Record extracts ▸
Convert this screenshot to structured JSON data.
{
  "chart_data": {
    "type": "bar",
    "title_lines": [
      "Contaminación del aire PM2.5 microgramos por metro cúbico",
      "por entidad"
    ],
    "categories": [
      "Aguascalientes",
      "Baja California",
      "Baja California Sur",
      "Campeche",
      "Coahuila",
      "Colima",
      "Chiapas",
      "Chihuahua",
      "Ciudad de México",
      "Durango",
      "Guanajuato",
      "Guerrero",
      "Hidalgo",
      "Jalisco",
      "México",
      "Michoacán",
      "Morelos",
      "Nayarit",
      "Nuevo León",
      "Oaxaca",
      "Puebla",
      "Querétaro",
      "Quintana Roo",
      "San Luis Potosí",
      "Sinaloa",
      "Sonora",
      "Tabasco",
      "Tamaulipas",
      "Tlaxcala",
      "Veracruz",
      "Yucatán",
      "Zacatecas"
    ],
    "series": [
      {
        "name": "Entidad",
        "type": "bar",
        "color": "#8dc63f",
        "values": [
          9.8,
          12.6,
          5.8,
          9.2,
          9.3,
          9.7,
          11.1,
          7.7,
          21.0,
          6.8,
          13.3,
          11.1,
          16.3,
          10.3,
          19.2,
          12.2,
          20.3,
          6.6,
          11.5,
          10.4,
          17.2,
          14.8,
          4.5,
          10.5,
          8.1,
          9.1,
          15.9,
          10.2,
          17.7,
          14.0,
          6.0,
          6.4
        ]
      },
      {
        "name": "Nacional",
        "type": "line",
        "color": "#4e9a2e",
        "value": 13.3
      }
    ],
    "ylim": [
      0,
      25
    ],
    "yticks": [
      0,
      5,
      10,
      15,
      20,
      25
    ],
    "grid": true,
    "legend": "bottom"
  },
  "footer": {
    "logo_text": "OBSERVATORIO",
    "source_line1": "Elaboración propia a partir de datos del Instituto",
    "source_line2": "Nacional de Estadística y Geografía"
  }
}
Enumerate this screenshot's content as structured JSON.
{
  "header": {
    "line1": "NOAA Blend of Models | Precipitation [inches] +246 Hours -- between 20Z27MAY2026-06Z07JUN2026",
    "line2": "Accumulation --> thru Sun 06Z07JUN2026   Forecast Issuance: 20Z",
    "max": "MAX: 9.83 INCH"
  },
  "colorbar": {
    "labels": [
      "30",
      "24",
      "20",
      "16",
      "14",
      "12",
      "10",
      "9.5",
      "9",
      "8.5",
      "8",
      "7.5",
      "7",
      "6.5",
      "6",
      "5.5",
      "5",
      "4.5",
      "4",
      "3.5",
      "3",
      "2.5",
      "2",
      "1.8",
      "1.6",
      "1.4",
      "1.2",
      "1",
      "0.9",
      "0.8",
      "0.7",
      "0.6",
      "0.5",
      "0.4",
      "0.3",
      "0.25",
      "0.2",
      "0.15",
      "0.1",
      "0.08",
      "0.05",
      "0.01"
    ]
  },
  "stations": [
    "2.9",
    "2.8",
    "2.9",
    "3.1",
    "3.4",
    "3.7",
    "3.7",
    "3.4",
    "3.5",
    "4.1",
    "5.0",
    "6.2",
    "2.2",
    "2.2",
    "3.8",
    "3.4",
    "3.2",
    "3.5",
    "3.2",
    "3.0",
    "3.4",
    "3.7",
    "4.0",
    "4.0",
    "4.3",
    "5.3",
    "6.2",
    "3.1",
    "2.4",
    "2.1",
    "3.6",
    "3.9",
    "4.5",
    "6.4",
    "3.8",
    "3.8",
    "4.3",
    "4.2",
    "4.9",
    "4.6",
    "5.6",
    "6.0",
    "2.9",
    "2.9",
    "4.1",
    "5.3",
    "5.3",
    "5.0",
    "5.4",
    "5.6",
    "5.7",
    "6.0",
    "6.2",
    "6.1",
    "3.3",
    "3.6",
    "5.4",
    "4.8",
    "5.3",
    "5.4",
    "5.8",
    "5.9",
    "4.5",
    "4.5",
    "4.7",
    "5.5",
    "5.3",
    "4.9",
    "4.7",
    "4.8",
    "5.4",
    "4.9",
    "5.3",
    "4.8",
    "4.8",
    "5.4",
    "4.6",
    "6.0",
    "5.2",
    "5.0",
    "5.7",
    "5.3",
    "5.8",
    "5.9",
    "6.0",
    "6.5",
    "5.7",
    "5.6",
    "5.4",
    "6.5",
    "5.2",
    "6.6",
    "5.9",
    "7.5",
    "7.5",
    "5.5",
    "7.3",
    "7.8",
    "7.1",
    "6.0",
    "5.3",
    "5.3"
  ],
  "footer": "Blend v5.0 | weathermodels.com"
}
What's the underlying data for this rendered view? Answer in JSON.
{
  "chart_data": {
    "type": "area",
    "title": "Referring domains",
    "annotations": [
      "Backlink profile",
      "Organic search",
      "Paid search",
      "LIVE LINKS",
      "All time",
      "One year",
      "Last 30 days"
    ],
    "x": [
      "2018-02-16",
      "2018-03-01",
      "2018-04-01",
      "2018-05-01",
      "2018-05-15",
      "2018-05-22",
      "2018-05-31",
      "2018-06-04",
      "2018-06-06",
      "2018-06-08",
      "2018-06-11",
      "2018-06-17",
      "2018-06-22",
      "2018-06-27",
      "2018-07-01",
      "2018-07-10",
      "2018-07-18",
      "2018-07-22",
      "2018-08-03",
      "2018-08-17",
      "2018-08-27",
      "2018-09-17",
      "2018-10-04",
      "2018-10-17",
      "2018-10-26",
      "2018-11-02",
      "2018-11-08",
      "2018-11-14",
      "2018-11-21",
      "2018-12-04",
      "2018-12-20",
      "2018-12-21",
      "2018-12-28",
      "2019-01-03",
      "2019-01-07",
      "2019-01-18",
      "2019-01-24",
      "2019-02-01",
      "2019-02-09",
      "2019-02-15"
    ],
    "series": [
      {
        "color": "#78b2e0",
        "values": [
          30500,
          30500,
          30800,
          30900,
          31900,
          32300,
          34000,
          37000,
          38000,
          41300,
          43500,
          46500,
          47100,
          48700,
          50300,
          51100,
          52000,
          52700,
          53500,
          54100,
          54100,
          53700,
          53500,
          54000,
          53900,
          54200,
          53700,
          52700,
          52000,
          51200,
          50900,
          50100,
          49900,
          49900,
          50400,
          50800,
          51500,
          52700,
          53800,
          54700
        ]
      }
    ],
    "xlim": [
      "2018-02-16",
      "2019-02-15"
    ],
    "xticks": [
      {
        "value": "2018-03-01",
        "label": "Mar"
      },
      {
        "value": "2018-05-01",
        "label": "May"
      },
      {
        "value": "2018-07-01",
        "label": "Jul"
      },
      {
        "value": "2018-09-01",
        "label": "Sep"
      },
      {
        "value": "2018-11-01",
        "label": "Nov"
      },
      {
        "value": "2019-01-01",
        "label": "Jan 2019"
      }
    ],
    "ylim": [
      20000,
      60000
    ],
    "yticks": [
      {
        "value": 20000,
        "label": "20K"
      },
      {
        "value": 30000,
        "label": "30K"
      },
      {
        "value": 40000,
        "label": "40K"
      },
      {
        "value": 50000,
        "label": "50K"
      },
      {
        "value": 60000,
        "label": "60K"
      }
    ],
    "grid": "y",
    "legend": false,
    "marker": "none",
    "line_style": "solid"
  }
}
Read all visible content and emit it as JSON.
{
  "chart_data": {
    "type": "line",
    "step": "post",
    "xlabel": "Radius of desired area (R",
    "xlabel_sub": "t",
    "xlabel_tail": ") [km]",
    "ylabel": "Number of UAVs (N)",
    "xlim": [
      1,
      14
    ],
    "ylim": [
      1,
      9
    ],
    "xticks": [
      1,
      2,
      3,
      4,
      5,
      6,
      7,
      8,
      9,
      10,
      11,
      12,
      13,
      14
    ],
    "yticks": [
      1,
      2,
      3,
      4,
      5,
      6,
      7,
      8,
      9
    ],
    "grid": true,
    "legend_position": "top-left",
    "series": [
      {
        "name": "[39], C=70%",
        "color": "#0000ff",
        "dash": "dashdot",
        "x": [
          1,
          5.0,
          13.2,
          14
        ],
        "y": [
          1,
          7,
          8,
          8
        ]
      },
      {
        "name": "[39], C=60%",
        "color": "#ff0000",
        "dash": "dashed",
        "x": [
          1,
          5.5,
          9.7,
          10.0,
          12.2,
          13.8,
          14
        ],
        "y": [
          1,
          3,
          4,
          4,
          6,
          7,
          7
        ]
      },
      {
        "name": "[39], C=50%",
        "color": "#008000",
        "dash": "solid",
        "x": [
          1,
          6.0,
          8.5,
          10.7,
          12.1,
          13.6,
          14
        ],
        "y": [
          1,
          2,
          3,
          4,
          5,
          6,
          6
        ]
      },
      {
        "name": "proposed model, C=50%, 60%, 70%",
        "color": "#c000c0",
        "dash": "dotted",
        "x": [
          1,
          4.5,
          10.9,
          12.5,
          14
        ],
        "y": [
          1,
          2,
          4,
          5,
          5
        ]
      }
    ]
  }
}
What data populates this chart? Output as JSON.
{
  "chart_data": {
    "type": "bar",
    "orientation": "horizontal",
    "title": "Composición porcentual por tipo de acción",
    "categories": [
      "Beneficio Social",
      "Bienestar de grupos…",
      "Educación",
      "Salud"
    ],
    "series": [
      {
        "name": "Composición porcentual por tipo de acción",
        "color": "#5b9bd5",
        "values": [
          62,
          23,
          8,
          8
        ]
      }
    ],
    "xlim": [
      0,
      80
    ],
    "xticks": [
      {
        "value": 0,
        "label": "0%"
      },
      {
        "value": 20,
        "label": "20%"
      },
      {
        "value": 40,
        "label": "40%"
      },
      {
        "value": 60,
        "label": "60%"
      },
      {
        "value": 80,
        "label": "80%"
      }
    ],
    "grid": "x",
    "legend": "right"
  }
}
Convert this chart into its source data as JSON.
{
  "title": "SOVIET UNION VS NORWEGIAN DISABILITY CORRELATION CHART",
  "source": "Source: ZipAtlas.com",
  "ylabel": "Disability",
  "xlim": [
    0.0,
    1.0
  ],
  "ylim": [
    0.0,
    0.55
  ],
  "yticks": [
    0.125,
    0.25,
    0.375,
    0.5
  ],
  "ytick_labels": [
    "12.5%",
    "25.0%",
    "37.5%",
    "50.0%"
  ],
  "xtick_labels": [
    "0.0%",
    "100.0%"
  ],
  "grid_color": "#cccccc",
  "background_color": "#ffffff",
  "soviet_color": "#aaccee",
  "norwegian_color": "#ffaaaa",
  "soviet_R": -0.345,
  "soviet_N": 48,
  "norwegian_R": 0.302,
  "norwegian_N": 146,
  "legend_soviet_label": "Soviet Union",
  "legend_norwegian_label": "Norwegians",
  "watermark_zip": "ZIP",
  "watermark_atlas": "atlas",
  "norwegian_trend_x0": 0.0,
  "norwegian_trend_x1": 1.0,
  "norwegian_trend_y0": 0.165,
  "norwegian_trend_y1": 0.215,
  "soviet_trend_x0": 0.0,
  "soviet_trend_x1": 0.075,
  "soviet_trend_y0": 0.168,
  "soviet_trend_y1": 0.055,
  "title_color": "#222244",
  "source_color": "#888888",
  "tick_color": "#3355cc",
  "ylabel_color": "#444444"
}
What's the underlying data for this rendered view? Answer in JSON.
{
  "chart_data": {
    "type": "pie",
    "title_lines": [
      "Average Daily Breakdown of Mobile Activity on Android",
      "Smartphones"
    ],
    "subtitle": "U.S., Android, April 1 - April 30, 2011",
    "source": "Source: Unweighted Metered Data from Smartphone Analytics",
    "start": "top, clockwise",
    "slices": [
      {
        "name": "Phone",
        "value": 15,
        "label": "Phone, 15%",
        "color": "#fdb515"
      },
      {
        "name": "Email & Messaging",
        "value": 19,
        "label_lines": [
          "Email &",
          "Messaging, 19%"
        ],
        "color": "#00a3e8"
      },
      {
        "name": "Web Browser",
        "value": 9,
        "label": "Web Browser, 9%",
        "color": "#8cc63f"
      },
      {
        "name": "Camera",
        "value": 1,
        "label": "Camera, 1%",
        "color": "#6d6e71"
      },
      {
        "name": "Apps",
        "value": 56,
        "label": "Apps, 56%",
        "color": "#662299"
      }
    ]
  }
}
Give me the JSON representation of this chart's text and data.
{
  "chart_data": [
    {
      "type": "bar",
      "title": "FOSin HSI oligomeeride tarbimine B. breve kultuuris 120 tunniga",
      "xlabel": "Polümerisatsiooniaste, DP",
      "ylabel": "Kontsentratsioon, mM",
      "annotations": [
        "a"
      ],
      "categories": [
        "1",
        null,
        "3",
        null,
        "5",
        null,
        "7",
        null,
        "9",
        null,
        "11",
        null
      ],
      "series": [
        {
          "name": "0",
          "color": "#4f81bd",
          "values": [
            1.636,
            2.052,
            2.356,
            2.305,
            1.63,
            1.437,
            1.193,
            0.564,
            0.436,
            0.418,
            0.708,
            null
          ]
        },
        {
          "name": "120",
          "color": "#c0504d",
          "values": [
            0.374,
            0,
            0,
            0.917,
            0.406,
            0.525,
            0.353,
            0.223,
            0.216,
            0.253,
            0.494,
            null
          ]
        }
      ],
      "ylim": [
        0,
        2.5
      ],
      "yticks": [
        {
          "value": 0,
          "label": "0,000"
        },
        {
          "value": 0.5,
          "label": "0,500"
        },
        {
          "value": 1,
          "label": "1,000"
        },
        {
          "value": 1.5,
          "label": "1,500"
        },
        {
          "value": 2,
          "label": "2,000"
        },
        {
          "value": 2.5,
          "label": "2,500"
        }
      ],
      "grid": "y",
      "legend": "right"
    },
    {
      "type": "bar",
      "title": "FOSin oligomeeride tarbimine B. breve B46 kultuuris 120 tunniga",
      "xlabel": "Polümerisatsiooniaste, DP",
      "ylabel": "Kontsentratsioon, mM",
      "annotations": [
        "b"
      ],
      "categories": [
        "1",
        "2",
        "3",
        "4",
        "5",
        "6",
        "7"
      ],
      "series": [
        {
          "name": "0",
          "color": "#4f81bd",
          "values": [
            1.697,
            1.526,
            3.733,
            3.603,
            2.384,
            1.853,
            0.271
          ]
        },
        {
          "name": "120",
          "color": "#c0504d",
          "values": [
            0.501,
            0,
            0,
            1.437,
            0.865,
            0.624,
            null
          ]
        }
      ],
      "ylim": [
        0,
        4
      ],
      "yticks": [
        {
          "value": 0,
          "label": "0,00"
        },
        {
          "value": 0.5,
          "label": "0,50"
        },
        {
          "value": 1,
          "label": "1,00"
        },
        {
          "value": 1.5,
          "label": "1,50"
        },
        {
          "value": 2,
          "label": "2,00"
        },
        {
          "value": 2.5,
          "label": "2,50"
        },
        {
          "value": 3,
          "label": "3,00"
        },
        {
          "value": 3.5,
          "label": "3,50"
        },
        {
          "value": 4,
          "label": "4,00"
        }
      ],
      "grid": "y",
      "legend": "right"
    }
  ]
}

Directive ▸
Figure out how many lines above include the string "tunniga", then report that number and nothing else.

Result ▸
2